## What you are asked to do
Leave out every picture, then transcribe the rest of the listing exactly.

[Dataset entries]

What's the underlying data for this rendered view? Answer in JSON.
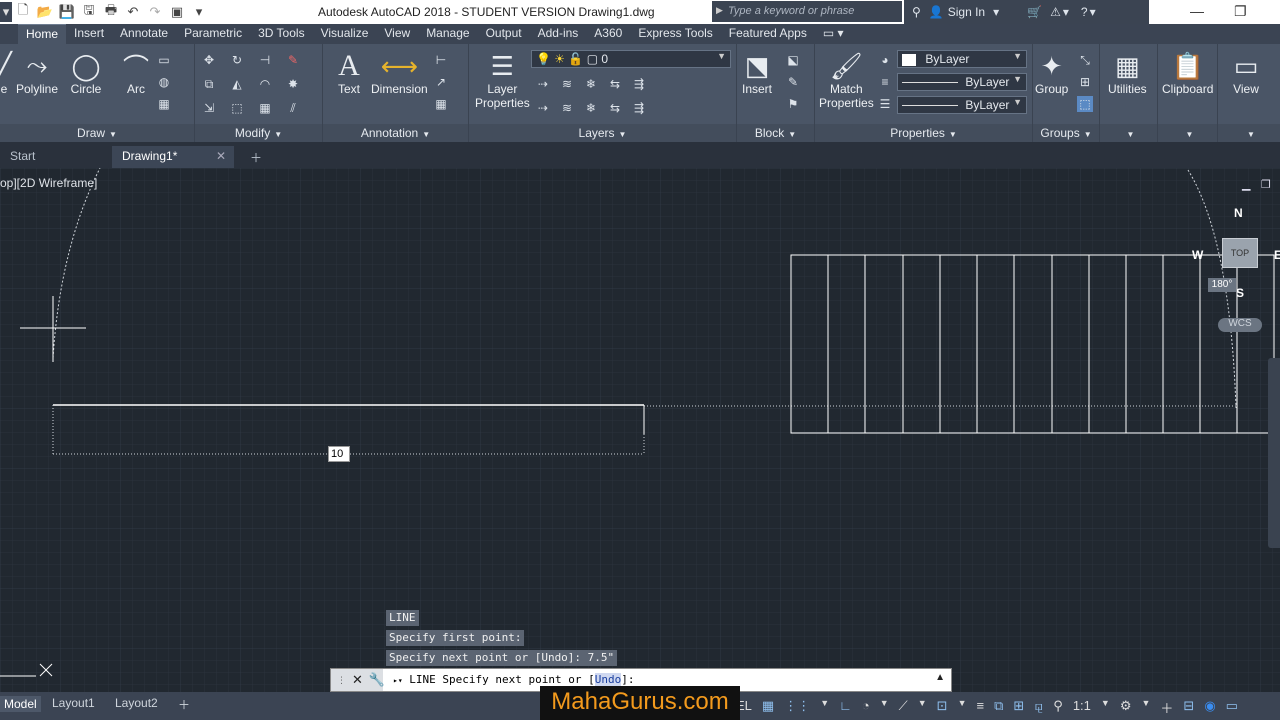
{
  "window": {
    "title": "Autodesk AutoCAD 2018 - STUDENT VERSION    Drawing1.dwg",
    "search_placeholder": "Type a keyword or phrase",
    "sign_in": "Sign In"
  },
  "ribbon_tabs": [
    "Home",
    "Insert",
    "Annotate",
    "Parametric",
    "3D Tools",
    "Visualize",
    "View",
    "Manage",
    "Output",
    "Add-ins",
    "A360",
    "Express Tools",
    "Featured Apps"
  ],
  "ribbon": {
    "draw": {
      "title": "Draw",
      "line": "e",
      "polyline": "Polyline",
      "circle": "Circle",
      "arc": "Arc"
    },
    "modify": {
      "title": "Modify"
    },
    "annotation": {
      "title": "Annotation",
      "text": "Text",
      "dimension": "Dimension"
    },
    "layers": {
      "title": "Layers",
      "layer_properties_1": "Layer",
      "layer_properties_2": "Properties",
      "current_layer": "0"
    },
    "block": {
      "title": "Block",
      "insert": "Insert"
    },
    "properties": {
      "title": "Properties",
      "match_1": "Match",
      "match_2": "Properties",
      "color": "ByLayer",
      "linetype": "ByLayer",
      "lineweight": "ByLayer"
    },
    "groups": {
      "title": "Groups",
      "group": "Group"
    },
    "utilities": "Utilities",
    "clipboard": "Clipboard",
    "view": "View"
  },
  "doc_tabs": {
    "start": "Start",
    "drawing": "Drawing1*"
  },
  "viewport": {
    "label": "op][2D Wireframe]",
    "dynamic_input": "10",
    "viewcube": {
      "n": "N",
      "w": "W",
      "s": "S",
      "e": "E",
      "top": "TOP",
      "angle": "180°",
      "wcs": "WCS"
    }
  },
  "command": {
    "history": [
      "LINE",
      "Specify first point:",
      "Specify next point or [Undo]: 7.5\""
    ],
    "prompt_prefix": "LINE Specify next point or [",
    "prompt_option": "Undo",
    "prompt_suffix": "]:"
  },
  "status": {
    "model": "Model",
    "layout1": "Layout1",
    "layout2": "Layout2",
    "scale": "1:1"
  },
  "watermark": "MahaGurus.com",
  "colors": {
    "accent": "#2b6cb0",
    "canvas": "#212830",
    "ribbon": "#4a5566"
  }
}
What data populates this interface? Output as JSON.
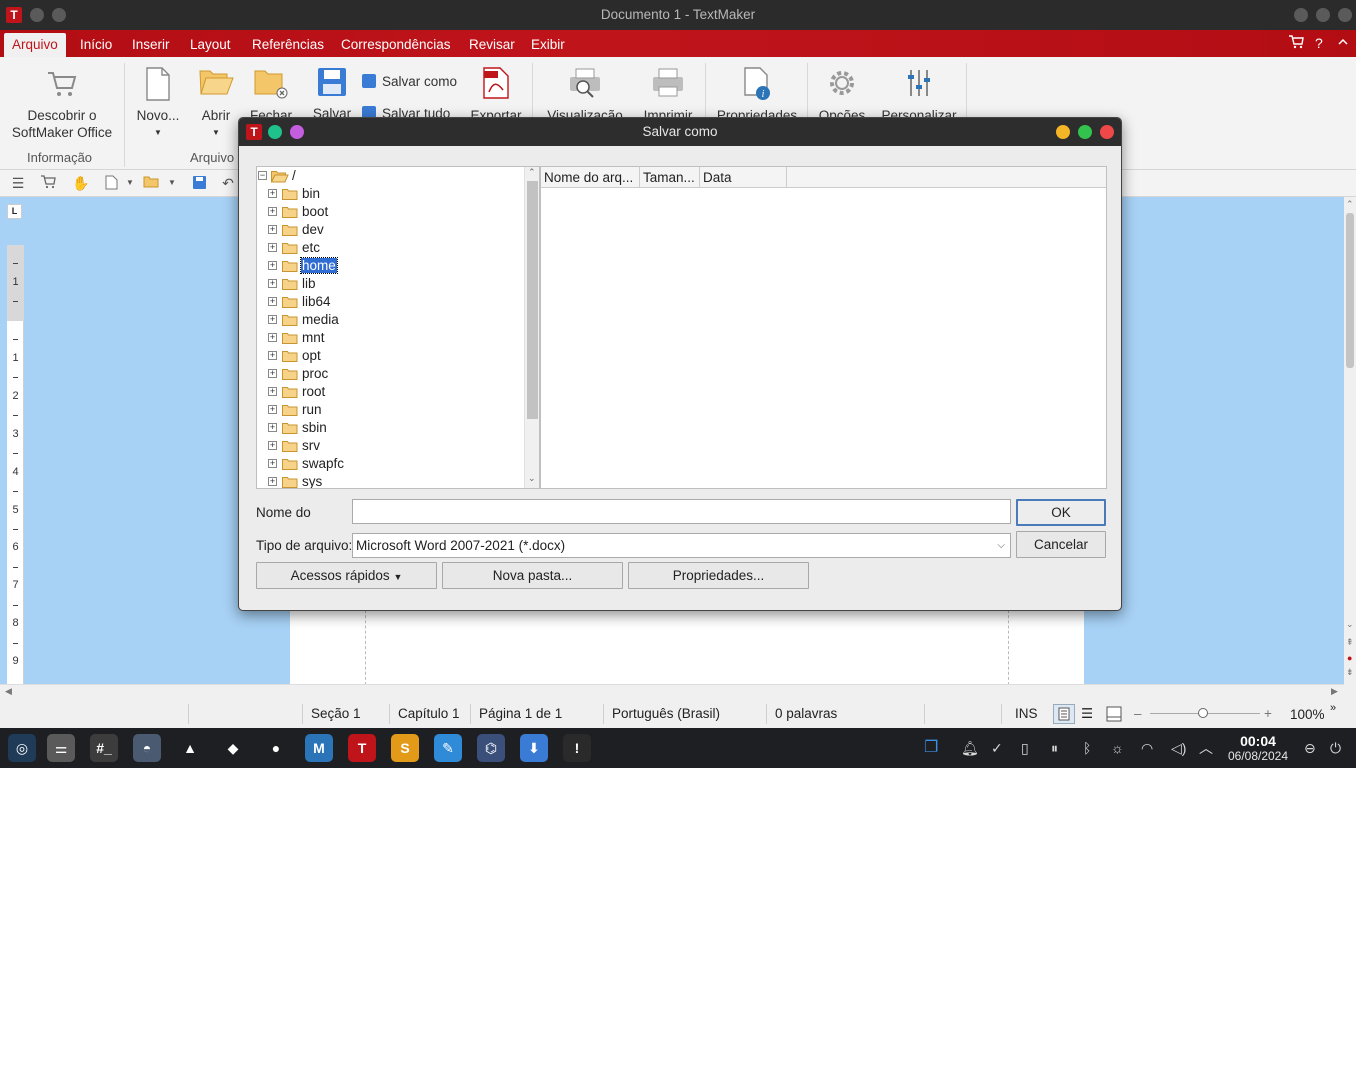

## Exercise response
What's the underlying data for this rendered view? Answer in JSON.
{
  "window": {
    "title": "Autodesk AutoCAD 2018 - STUDENT VERSION    Drawing1.dwg",
    "search_placeholder": "Type a keyword or phrase",
    "sign_in": "Sign In"
  },
  "ribbon_tabs": [
    "Home",
    "Insert",
    "Annotate",
    "Parametric",
    "3D Tools",
    "Visualize",
    "View",
    "Manage",
    "Output",
    "Add-ins",
    "A360",
    "Express Tools",
    "Featured Apps"
  ],
  "ribbon": {
    "draw": {
      "title": "Draw",
      "line": "e",
      "polyline": "Polyline",
      "circle": "Circle",
      "arc": "Arc"
    },
    "modify": {
      "title": "Modify"
    },
    "annotation": {
      "title": "Annotation",
      "text": "Text",
      "dimension": "Dimension"
    },
    "layers": {
      "title": "Layers",
      "layer_properties_1": "Layer",
      "layer_properties_2": "Properties",
      "current_layer": "0"
    },
    "block": {
      "title": "Block",
      "insert": "Insert"
    },
    "properties": {
      "title": "Properties",
      "match_1": "Match",
      "match_2": "Properties",
      "color": "ByLayer",
      "linetype": "ByLayer",
      "lineweight": "ByLayer"
    },
    "groups": {
      "title": "Groups",
      "group": "Group"
    },
    "utilities": "Utilities",
    "clipboard": "Clipboard",
    "view": "View"
  },
  "doc_tabs": {
    "start": "Start",
    "drawing": "Drawing1*"
  },
  "viewport": {
    "label": "op][2D Wireframe]",
    "dynamic_input": "10",
    "viewcube": {
      "n": "N",
      "w": "W",
      "s": "S",
      "e": "E",
      "top": "TOP",
      "angle": "180°",
      "wcs": "WCS"
    }
  },
  "command": {
    "history": [
      "LINE",
      "Specify first point:",
      "Specify next point or [Undo]: 7.5\""
    ],
    "prompt_prefix": "LINE Specify next point or [",
    "prompt_option": "Undo",
    "prompt_suffix": "]:"
  },
  "status": {
    "model": "Model",
    "layout1": "Layout1",
    "layout2": "Layout2",
    "scale": "1:1"
  },
  "watermark": "MahaGurus.com",
  "colors": {
    "accent": "#2b6cb0",
    "canvas": "#212830",
    "ribbon": "#4a5566"
  }
}
What data populates this interface? Output as JSON.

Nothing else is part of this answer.